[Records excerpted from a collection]
━━━━━━━━━━━━━━━━━━━━

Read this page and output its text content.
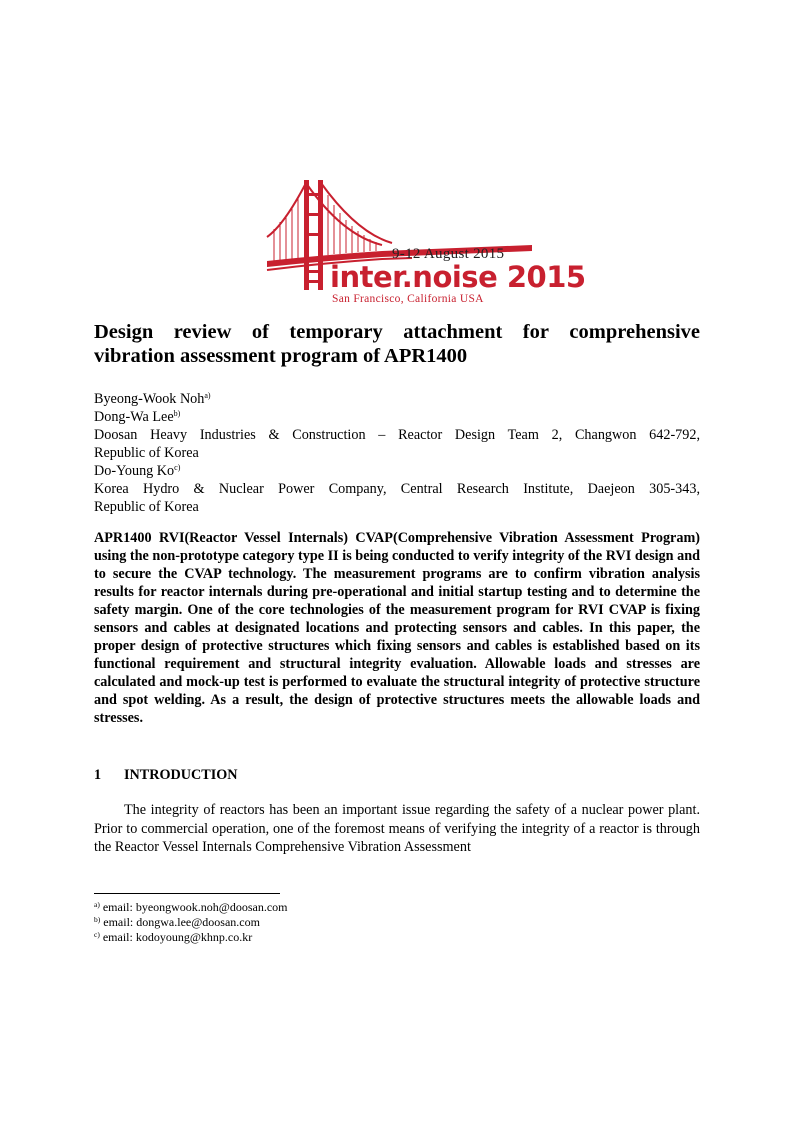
9-12 August 2015
inter.noise 2015
San Francisco, California USA
Design review of temporary attachment for comprehensive
vibration assessment program of APR1400
Byeong-Wook Noh$^{a)}$
Dong-Wa Lee$^{b)}$
Doosan Heavy Industries & Construction – Reactor Design Team 2, Changwon 642-792,
Republic of Korea
Do-Young Ko$^{c)}$
Korea Hydro & Nuclear Power Company, Central Research Institute, Daejeon 305-343,
Republic of Korea

APR1400 RVI(Reactor Vessel Internals) CVAP(Comprehensive Vibration Assessment Program) using the non-prototype category type II is being conducted to verify integrity of the RVI design and to secure the CVAP technology. The measurement programs are to confirm vibration analysis results for reactor internals during pre-operational and initial startup testing and to determine the safety margin. One of the core technologies of the measurement program for RVI CVAP is fixing sensors and cables at designated locations and protecting sensors and cables. In this paper, the proper design of protective structures which fixing sensors and cables is established based on its functional requirement and structural integrity evaluation. Allowable loads and stresses are calculated and mock-up test is performed to evaluate the structural integrity of protective structure and spot welding. As a result, the design of protective structures meets the allowable loads and stresses.

1 INTRODUCTION

The integrity of reactors has been an important issue regarding the safety of a nuclear power plant. Prior to commercial operation, one of the foremost means of verifying the integrity of a reactor is through the Reactor Vessel Internals Comprehensive Vibration Assessment

$^{a)}$ email: byeongwook.noh@doosan.com
$^{b)}$ email: dongwa.lee@doosan.com
$^{c)}$ email: kodoyoung@khnp.co.kr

━━━━━━━━━━━━━━━━━━━━

__Exercise aim__. Keep only the lines that hold the string "email", and copy them out.

__Full solution__.
$^{a)}$ email: byeongwook.noh@doosan.com
$^{b)}$ email: dongwa.lee@doosan.com
$^{c)}$ email: kodoyoung@khnp.co.kr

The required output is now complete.